> Work to be completed
Please write out everything from the start of the records down to the line containing "- tag-badge[interactable]: Test Tag: [1079, 261, 1128, 276]", copying each line exactly.

Lines of data:
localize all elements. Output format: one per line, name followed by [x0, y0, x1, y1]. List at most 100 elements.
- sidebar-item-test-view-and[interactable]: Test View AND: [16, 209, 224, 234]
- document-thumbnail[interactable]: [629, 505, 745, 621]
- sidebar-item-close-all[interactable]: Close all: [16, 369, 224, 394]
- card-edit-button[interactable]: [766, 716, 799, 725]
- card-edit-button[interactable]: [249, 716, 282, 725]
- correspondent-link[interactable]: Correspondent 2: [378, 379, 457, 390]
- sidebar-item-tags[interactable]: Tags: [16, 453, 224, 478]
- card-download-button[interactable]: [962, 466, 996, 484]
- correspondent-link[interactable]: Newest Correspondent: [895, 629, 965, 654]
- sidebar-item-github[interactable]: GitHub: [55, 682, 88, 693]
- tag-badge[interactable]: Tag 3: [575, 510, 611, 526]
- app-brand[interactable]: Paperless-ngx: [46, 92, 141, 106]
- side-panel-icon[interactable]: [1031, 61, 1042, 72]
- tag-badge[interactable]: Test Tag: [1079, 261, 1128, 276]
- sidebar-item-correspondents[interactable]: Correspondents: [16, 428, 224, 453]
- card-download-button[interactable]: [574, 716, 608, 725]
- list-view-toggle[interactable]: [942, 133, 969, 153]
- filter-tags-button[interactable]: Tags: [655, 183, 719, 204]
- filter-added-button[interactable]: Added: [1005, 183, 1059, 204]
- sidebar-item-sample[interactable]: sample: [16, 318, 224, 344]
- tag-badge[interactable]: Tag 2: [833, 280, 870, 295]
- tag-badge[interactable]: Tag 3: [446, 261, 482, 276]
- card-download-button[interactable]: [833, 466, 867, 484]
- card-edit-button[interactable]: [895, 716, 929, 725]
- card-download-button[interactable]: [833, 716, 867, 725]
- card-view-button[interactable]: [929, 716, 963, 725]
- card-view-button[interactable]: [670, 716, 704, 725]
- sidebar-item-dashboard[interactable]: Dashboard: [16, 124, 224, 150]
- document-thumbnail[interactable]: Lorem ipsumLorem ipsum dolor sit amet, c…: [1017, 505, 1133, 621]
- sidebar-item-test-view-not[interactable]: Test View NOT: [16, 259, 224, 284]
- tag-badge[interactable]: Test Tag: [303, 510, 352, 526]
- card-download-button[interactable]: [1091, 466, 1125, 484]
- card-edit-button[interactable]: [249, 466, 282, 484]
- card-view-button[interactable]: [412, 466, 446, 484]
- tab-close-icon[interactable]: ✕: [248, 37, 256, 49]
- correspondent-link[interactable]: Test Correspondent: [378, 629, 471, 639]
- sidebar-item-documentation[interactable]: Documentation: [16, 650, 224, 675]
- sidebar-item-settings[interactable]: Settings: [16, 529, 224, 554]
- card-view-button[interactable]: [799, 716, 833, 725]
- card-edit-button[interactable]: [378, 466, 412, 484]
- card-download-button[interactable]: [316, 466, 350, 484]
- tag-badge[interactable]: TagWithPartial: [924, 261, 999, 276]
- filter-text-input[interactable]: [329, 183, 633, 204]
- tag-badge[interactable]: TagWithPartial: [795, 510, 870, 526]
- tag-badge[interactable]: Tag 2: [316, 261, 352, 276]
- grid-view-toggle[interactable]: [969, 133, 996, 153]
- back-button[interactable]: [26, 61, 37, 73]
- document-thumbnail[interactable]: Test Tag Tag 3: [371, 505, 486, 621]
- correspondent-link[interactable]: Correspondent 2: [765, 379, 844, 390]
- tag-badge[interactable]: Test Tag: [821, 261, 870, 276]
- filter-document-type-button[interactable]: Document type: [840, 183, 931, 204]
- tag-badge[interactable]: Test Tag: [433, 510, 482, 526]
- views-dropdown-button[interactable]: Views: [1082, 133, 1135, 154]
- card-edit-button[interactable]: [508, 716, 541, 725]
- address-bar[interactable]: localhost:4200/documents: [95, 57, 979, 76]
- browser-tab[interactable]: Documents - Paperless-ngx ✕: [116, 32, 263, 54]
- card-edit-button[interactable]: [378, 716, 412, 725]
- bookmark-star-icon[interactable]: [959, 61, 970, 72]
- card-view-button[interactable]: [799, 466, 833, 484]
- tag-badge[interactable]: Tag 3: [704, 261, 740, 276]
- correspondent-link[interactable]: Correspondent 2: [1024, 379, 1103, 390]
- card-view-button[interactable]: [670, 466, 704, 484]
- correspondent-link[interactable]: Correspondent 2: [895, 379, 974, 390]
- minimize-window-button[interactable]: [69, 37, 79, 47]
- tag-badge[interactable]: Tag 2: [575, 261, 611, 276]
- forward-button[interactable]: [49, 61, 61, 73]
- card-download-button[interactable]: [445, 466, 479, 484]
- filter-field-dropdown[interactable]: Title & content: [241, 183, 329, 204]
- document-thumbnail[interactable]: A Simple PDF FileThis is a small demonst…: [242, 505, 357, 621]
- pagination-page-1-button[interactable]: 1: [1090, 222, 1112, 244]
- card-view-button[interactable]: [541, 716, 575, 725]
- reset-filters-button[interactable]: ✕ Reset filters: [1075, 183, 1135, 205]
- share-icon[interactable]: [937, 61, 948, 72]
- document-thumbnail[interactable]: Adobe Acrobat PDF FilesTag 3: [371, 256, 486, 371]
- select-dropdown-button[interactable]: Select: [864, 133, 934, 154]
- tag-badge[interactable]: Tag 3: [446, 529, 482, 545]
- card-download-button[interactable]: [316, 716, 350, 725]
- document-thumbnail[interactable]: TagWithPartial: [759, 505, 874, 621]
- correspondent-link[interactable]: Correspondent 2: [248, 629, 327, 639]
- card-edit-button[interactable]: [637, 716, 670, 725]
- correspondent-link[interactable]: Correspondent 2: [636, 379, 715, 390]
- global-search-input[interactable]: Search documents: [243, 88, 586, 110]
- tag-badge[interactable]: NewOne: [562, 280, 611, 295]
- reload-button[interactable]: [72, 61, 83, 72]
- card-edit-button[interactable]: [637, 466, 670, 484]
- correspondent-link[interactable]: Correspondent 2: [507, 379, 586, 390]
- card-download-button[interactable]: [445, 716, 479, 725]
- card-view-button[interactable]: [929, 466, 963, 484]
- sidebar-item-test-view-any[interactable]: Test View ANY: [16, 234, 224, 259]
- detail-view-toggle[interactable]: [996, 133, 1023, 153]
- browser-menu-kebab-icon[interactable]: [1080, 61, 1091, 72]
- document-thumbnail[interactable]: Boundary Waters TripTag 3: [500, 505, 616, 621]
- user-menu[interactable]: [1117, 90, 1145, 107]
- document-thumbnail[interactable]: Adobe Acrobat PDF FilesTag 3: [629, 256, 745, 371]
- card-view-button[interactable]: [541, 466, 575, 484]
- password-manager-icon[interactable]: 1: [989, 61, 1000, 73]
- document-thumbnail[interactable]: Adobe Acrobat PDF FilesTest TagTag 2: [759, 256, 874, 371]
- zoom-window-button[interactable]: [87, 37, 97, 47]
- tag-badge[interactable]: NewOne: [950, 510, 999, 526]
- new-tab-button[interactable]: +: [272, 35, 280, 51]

> Exercise output
localize all elements. Output format: one per line, name followed by [x0, y0, x1, y1]. List at most 100 elements.
- sidebar-item-test-view-and[interactable]: Test View AND: [16, 209, 224, 234]
- document-thumbnail[interactable]: [629, 505, 745, 621]
- sidebar-item-close-all[interactable]: Close all: [16, 369, 224, 394]
- card-edit-button[interactable]: [766, 716, 799, 725]
- card-edit-button[interactable]: [249, 716, 282, 725]
- correspondent-link[interactable]: Correspondent 2: [378, 379, 457, 390]
- sidebar-item-tags[interactable]: Tags: [16, 453, 224, 478]
- card-download-button[interactable]: [962, 466, 996, 484]
- correspondent-link[interactable]: Newest Correspondent: [895, 629, 965, 654]
- sidebar-item-github[interactable]: GitHub: [55, 682, 88, 693]
- tag-badge[interactable]: Tag 3: [575, 510, 611, 526]
- app-brand[interactable]: Paperless-ngx: [46, 92, 141, 106]
- side-panel-icon[interactable]: [1031, 61, 1042, 72]
- tag-badge[interactable]: Test Tag: [1079, 261, 1128, 276]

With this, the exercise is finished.